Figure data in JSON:
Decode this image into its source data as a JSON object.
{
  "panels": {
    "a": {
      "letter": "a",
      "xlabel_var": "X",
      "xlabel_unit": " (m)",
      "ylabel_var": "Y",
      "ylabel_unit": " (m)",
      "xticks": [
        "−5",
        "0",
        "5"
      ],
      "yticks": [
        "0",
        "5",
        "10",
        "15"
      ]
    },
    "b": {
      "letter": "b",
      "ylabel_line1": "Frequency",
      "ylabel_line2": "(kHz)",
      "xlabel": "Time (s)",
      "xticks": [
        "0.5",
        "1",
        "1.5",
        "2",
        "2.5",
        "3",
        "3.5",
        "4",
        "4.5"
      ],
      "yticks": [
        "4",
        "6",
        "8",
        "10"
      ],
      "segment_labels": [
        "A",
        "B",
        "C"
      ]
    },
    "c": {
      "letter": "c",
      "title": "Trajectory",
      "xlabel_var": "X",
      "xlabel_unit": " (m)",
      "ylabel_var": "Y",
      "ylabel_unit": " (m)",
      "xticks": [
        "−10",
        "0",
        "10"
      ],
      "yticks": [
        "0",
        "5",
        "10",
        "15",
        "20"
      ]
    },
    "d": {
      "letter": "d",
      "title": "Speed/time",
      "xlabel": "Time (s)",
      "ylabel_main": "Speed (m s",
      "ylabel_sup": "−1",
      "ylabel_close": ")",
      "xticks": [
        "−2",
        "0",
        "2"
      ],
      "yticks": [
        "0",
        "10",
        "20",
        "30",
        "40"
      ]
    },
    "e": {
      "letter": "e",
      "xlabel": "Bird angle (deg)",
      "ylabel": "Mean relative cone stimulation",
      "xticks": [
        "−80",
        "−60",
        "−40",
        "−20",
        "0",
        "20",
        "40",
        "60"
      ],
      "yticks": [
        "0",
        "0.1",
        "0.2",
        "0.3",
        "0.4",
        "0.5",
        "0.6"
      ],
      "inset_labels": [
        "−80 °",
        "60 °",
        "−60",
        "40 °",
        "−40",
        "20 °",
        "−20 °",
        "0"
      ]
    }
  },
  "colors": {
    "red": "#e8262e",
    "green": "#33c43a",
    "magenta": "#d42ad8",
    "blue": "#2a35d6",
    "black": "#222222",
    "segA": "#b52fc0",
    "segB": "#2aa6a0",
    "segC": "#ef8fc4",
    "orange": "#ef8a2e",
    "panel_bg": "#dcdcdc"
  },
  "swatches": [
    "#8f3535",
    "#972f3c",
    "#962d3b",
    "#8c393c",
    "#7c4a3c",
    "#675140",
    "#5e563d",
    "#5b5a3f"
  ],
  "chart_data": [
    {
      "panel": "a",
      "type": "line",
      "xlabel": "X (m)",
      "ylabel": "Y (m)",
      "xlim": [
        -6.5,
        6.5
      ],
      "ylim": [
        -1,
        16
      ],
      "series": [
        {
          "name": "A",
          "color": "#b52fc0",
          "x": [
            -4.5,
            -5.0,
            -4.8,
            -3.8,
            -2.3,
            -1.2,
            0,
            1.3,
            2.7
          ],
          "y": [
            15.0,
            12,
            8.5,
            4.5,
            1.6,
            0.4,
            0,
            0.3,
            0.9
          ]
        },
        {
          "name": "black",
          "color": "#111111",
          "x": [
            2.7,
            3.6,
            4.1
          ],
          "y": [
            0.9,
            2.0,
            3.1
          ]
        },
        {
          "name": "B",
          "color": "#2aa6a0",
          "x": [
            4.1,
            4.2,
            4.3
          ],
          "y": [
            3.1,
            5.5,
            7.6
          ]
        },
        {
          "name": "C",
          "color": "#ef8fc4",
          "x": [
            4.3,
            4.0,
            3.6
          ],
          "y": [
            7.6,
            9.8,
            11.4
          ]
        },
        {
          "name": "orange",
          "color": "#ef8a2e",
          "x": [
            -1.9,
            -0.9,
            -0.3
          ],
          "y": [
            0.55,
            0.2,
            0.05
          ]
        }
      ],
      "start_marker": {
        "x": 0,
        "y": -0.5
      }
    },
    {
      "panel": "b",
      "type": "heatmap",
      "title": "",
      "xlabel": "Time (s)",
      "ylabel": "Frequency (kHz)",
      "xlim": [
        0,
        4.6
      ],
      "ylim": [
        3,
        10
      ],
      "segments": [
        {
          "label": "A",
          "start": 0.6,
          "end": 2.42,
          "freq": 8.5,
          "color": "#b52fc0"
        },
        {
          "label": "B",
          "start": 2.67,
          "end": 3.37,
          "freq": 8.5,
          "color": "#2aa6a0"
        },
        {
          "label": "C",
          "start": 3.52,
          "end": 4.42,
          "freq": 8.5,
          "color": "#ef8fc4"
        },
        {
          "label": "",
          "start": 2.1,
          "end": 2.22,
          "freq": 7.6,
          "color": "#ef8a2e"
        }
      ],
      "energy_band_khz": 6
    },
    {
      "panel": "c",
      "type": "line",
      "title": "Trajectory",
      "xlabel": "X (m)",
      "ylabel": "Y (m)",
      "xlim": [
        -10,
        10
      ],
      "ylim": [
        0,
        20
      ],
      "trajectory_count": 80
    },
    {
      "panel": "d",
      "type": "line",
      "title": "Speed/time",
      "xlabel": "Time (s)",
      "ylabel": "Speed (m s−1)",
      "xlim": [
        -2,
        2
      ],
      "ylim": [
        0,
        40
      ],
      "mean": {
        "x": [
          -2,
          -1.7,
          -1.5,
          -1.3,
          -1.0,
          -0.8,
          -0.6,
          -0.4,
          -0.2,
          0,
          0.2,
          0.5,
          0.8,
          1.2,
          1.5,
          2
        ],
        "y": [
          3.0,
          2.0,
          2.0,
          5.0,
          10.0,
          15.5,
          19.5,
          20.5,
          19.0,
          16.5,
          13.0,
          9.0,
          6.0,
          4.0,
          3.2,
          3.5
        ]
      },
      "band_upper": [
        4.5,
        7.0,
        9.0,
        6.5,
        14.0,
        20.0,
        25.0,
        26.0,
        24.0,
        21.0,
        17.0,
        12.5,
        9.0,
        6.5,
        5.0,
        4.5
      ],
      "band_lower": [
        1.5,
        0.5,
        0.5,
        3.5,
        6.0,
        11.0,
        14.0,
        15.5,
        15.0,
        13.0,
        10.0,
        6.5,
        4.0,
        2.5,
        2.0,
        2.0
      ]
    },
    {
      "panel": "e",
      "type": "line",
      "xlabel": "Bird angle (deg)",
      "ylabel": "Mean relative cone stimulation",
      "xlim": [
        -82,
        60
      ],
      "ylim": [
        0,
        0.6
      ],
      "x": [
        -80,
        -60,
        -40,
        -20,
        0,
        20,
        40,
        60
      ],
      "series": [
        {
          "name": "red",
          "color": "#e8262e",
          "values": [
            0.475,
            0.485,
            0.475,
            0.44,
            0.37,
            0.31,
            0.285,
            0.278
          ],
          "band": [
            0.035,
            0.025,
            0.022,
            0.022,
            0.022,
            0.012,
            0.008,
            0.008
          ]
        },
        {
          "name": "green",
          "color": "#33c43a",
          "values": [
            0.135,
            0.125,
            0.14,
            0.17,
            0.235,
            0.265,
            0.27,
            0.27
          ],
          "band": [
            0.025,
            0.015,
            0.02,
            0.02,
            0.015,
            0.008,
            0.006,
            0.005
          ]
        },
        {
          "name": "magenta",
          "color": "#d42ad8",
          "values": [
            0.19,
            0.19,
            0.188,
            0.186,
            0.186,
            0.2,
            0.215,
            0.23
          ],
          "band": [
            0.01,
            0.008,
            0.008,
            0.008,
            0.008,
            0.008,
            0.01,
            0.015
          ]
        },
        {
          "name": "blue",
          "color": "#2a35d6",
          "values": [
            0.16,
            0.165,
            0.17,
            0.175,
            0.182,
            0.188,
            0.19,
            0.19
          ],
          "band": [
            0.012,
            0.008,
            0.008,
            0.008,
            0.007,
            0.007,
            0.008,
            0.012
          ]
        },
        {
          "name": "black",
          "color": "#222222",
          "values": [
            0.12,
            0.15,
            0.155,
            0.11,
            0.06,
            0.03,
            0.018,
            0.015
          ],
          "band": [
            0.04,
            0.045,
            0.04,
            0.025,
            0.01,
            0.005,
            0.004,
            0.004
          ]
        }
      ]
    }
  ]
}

**Problem to solve**
Find the lines containing "letter" and pull them out.

**Problem solution**
      "letter": "a",
      "letter": "b",
      "letter": "c",
      "letter": "d",
      "letter": "e",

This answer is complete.